Description of the task >>
Go through the listing and write out all of it exactly.

>> START Given data

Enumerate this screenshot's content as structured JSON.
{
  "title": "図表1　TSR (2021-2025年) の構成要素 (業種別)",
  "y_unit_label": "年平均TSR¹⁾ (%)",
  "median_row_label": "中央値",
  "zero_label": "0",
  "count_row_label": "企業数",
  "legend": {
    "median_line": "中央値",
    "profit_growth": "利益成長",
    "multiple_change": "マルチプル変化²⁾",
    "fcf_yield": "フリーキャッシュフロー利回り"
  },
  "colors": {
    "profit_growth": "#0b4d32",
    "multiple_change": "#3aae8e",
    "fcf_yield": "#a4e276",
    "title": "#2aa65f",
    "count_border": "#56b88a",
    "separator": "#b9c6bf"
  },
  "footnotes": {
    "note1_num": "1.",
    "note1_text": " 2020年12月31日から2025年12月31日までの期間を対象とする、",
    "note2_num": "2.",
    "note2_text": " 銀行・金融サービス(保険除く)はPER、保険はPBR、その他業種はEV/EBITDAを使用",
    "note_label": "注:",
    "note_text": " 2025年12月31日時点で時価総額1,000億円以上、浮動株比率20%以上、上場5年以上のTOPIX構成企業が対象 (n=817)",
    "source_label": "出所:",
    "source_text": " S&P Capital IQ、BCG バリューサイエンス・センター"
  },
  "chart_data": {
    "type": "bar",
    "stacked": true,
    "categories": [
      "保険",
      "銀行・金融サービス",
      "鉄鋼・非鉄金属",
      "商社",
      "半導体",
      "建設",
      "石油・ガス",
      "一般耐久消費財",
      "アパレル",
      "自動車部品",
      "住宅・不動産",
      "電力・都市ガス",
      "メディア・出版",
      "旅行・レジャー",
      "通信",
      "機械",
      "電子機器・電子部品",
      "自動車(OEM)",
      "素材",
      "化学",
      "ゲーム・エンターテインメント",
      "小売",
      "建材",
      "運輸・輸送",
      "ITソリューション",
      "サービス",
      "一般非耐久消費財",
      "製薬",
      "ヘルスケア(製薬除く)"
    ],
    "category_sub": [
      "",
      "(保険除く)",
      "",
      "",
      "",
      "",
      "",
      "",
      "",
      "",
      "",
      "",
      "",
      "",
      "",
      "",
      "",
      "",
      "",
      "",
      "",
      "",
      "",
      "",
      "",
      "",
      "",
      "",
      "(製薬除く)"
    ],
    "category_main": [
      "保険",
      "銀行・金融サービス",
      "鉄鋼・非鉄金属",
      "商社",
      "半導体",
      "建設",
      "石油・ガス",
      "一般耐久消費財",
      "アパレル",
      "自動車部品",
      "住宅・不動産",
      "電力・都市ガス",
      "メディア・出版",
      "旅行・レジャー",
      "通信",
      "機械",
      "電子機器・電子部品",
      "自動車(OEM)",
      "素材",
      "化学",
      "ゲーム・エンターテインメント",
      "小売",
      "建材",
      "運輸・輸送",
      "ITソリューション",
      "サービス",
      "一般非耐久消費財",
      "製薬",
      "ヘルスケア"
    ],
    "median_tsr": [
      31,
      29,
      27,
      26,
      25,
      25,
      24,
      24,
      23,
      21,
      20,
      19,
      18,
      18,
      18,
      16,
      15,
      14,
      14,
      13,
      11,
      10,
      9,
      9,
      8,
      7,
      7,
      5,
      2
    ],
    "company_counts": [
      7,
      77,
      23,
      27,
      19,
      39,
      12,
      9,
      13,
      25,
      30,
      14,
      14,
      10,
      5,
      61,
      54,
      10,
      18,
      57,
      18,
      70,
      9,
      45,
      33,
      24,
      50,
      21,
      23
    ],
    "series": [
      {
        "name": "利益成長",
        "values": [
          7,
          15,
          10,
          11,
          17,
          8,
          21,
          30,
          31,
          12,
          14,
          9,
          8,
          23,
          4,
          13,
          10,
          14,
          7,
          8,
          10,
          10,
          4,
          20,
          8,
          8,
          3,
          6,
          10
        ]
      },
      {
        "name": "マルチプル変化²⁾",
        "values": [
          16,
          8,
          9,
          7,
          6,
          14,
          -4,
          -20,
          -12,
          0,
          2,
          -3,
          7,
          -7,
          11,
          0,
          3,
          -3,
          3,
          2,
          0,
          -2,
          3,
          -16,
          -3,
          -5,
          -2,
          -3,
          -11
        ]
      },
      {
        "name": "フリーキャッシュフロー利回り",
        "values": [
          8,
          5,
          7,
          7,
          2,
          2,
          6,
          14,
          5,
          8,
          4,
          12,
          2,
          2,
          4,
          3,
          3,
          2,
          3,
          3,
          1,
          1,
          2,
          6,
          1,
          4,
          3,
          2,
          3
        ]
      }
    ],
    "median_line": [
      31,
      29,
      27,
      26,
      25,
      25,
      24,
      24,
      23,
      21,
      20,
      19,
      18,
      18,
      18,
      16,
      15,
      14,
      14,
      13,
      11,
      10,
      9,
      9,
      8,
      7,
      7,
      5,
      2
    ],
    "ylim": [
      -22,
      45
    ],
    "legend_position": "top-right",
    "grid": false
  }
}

>> END Given data

The completed task >>
Enumerate this screenshot's content as structured JSON.
{
  "title": "図表1　TSR (2021-2025年) の構成要素 (業種別)",
  "y_unit_label": "年平均TSR¹⁾ (%)",
  "median_row_label": "中央値",
  "zero_label": "0",
  "count_row_label": "企業数",
  "legend": {
    "median_line": "中央値",
    "profit_growth": "利益成長",
    "multiple_change": "マルチプル変化²⁾",
    "fcf_yield": "フリーキャッシュフロー利回り"
  },
  "colors": {
    "profit_growth": "#0b4d32",
    "multiple_change": "#3aae8e",
    "fcf_yield": "#a4e276",
    "title": "#2aa65f",
    "count_border": "#56b88a",
    "separator": "#b9c6bf"
  },
  "footnotes": {
    "note1_num": "1.",
    "note1_text": " 2020年12月31日から2025年12月31日までの期間を対象とする、",
    "note2_num": "2.",
    "note2_text": " 銀行・金融サービス(保険除く)はPER、保険はPBR、その他業種はEV/EBITDAを使用",
    "note_label": "注:",
    "note_text": " 2025年12月31日時点で時価総額1,000億円以上、浮動株比率20%以上、上場5年以上のTOPIX構成企業が対象 (n=817)",
    "source_label": "出所:",
    "source_text": " S&P Capital IQ、BCG バリューサイエンス・センター"
  },
  "chart_data": {
    "type": "bar",
    "stacked": true,
    "categories": [
      "保険",
      "銀行・金融サービス",
      "鉄鋼・非鉄金属",
      "商社",
      "半導体",
      "建設",
      "石油・ガス",
      "一般耐久消費財",
      "アパレル",
      "自動車部品",
      "住宅・不動産",
      "電力・都市ガス",
      "メディア・出版",
      "旅行・レジャー",
      "通信",
      "機械",
      "電子機器・電子部品",
      "自動車(OEM)",
      "素材",
      "化学",
      "ゲーム・エンターテインメント",
      "小売",
      "建材",
      "運輸・輸送",
      "ITソリューション",
      "サービス",
      "一般非耐久消費財",
      "製薬",
      "ヘルスケア(製薬除く)"
    ],
    "category_sub": [
      "",
      "(保険除く)",
      "",
      "",
      "",
      "",
      "",
      "",
      "",
      "",
      "",
      "",
      "",
      "",
      "",
      "",
      "",
      "",
      "",
      "",
      "",
      "",
      "",
      "",
      "",
      "",
      "",
      "",
      "(製薬除く)"
    ],
    "category_main": [
      "保険",
      "銀行・金融サービス",
      "鉄鋼・非鉄金属",
      "商社",
      "半導体",
      "建設",
      "石油・ガス",
      "一般耐久消費財",
      "アパレル",
      "自動車部品",
      "住宅・不動産",
      "電力・都市ガス",
      "メディア・出版",
      "旅行・レジャー",
      "通信",
      "機械",
      "電子機器・電子部品",
      "自動車(OEM)",
      "素材",
      "化学",
      "ゲーム・エンターテインメント",
      "小売",
      "建材",
      "運輸・輸送",
      "ITソリューション",
      "サービス",
      "一般非耐久消費財",
      "製薬",
      "ヘルスケア"
    ],
    "median_tsr": [
      31,
      29,
      27,
      26,
      25,
      25,
      24,
      24,
      23,
      21,
      20,
      19,
      18,
      18,
      18,
      16,
      15,
      14,
      14,
      13,
      11,
      10,
      9,
      9,
      8,
      7,
      7,
      5,
      2
    ],
    "company_counts": [
      7,
      77,
      23,
      27,
      19,
      39,
      12,
      9,
      13,
      25,
      30,
      14,
      14,
      10,
      5,
      61,
      54,
      10,
      18,
      57,
      18,
      70,
      9,
      45,
      33,
      24,
      50,
      21,
      23
    ],
    "series": [
      {
        "name": "利益成長",
        "values": [
          7,
          15,
          10,
          11,
          17,
          8,
          21,
          30,
          31,
          12,
          14,
          9,
          8,
          23,
          4,
          13,
          10,
          14,
          7,
          8,
          10,
          10,
          4,
          20,
          8,
          8,
          3,
          6,
          10
        ]
      },
      {
        "name": "マルチプル変化²⁾",
        "values": [
          16,
          8,
          9,
          7,
          6,
          14,
          -4,
          -20,
          -12,
          0,
          2,
          -3,
          7,
          -7,
          11,
          0,
          3,
          -3,
          3,
          2,
          0,
          -2,
          3,
          -16,
          -3,
          -5,
          -2,
          -3,
          -11
        ]
      },
      {
        "name": "フリーキャッシュフロー利回り",
        "values": [
          8,
          5,
          7,
          7,
          2,
          2,
          6,
          14,
          5,
          8,
          4,
          12,
          2,
          2,
          4,
          3,
          3,
          2,
          3,
          3,
          1,
          1,
          2,
          6,
          1,
          4,
          3,
          2,
          3
        ]
      }
    ],
    "median_line": [
      31,
      29,
      27,
      26,
      25,
      25,
      24,
      24,
      23,
      21,
      20,
      19,
      18,
      18,
      18,
      16,
      15,
      14,
      14,
      13,
      11,
      10,
      9,
      9,
      8,
      7,
      7,
      5,
      2
    ],
    "ylim": [
      -22,
      45
    ],
    "legend_position": "top-right",
    "grid": false
  }
}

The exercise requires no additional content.